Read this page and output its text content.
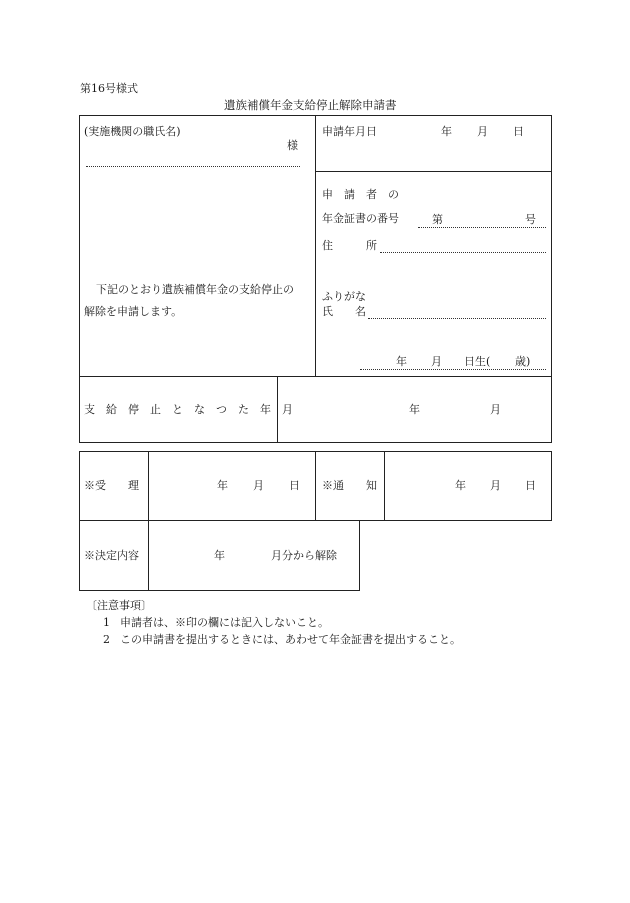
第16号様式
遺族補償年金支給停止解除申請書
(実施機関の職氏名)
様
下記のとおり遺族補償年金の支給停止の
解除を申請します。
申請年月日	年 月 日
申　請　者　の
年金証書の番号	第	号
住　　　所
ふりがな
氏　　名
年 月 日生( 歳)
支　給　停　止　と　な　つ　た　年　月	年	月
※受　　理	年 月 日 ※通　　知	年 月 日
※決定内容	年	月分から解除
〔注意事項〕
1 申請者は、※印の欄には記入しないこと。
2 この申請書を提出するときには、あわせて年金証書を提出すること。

——————

▶ [TASK]: Quote the preceding records in their entirety, excluding every picture.

▶ [ANSWER FOR THE TASK]:
Read this page and output its text content.
第16号様式
遺族補償年金支給停止解除申請書
(実施機関の職氏名)
様
下記のとおり遺族補償年金の支給停止の
解除を申請します。
申請年月日	年 月 日
申　請　者　の
年金証書の番号	第	号
住　　　所
ふりがな
氏　　名
年 月 日生( 歳)
支　給　停　止　と　な　つ　た　年　月	年	月
※受　　理	年 月 日 ※通　　知	年 月 日
※決定内容	年	月分から解除
〔注意事項〕
1 申請者は、※印の欄には記入しないこと。
2 この申請書を提出するときには、あわせて年金証書を提出すること。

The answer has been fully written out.